REQUIREMENT A: Decide whether each statement agrees with the text on indoor air quality: (i) Radon is among the gases that affect indoor air quality. (ii) Outdoor spaces are more dangerous than indoor ones. (iii) Leukaemia is among the illnesses attributed to indoor air quality. Answer yes or no for each, and quote the words of the text that decide it.
REQUIREMENT B: From the text on indoor air quality, quote the passage starting at "The lack of" and ending at "our time indoors.".
*** TEXT FOR ANALYSIS ***
Indoor Air Quality (IAQ)


Indoor air quality refers to the health and comfort levels of the air within our buildings. It is affected by gases (CO2, CO, radon, formaldehyde, toluene and other volatile organic compounds), particulates (including PM2.5), microbial contaminants (mold, bacteria), relative humidity and temperature.

Over the past few decades IAQ has become one of the greatest direct threats to our health, being responsible for numerous illnesses including asthma, nausea, skin and eye irritations, headaches, neurological damage, leukaemia and lung cancer.

The lack of awareness and regulation around this topic has resulted in indoor spaces that are far more dangerous than outdoors, a reality made worse by the fact that we spend the vast majority of our time indoors.
*** End of TEXT FOR ANALYSIS ***
*** INPUT DATA ***
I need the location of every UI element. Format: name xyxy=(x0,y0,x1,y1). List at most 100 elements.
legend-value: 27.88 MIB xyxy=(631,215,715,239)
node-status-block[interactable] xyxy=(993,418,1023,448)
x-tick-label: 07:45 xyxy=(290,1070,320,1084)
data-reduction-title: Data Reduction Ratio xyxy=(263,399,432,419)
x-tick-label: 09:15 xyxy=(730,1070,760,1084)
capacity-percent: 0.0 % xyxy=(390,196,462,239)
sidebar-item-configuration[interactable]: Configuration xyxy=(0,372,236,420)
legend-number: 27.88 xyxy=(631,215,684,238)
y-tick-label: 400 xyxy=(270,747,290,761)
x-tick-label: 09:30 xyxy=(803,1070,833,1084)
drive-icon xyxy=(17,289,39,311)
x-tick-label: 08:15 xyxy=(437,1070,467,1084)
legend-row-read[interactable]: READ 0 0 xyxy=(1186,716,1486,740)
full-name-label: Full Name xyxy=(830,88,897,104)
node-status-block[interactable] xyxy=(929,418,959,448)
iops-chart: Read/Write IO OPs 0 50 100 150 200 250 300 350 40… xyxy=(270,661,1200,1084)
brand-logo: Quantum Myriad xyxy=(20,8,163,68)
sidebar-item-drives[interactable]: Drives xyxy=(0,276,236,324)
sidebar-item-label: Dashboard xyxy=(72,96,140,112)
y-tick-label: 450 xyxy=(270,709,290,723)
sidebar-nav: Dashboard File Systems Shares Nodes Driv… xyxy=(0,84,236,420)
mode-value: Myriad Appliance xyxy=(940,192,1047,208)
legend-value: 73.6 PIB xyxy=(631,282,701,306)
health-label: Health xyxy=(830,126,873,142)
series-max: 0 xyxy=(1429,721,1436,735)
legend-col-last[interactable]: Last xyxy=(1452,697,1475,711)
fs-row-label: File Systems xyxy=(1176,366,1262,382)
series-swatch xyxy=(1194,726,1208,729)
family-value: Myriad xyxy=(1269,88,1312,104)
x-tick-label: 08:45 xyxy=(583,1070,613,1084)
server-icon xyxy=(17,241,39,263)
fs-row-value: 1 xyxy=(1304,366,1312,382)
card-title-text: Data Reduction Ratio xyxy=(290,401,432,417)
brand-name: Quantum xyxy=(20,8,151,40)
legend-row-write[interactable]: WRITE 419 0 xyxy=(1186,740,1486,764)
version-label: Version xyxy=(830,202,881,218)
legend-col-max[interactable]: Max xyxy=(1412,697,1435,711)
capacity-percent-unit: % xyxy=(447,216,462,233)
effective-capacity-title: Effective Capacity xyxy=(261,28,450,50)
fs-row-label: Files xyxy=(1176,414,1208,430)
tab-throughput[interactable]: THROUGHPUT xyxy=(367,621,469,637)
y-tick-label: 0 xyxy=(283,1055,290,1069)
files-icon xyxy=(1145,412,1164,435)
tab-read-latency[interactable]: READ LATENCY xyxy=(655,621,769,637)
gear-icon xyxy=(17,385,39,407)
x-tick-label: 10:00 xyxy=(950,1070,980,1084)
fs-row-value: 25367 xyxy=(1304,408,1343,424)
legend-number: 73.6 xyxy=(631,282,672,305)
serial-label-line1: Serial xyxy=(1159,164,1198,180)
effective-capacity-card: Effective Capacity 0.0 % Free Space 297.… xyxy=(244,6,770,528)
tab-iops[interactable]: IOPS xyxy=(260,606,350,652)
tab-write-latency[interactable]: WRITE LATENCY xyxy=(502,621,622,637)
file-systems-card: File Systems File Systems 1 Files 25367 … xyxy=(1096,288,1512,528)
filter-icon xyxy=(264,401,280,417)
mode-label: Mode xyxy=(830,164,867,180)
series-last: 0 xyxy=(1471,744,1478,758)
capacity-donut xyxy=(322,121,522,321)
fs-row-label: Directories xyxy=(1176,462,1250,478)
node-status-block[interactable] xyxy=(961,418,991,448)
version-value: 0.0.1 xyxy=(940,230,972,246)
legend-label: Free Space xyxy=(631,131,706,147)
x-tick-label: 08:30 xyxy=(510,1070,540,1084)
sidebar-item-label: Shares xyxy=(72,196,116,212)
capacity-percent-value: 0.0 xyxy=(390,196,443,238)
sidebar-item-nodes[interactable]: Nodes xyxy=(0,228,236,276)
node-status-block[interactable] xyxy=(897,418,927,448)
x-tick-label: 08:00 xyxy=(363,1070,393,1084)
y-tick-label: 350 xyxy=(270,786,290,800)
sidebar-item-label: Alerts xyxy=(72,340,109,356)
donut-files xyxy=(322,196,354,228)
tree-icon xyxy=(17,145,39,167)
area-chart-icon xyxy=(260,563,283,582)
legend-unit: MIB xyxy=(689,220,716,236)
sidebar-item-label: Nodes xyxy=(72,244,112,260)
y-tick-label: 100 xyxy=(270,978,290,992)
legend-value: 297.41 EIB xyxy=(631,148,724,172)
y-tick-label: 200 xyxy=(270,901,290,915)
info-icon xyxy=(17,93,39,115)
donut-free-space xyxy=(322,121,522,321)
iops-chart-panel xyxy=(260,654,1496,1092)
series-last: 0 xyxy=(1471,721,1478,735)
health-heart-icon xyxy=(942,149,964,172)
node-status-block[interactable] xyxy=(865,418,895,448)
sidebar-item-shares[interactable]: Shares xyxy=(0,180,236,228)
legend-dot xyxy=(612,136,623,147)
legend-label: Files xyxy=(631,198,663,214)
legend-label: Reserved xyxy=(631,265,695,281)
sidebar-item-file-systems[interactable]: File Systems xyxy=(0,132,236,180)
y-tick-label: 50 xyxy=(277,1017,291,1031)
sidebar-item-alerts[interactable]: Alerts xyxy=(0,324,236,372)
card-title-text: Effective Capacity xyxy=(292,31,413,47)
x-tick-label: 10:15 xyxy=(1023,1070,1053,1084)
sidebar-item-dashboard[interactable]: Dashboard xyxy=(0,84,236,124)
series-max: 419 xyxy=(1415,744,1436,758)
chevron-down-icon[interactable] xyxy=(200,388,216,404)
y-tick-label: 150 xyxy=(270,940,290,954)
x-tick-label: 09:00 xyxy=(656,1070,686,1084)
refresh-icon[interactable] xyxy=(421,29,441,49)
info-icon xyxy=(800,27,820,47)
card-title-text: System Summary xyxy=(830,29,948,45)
*** End of INPUT DATA ***
OUTPUT A:
(i) Yes: "gases (CO2, CO, radon, formaldehyde, toluene and other volatile organic compounds)"
(ii) No: "indoor spaces that are far more dangerous than outdoors"
(iii) Yes: "responsible for numerous illnesses including asthma, nausea, skin and eye irritations, headaches, neurological damage, leukaemia and lung cancer"

OUTPUT B:
The lack of awareness and regulation around this topic has resulted in indoor spaces that are far more dangerous than outdoors, a reality made worse by the fact that we spend the vast majority of our time indoors.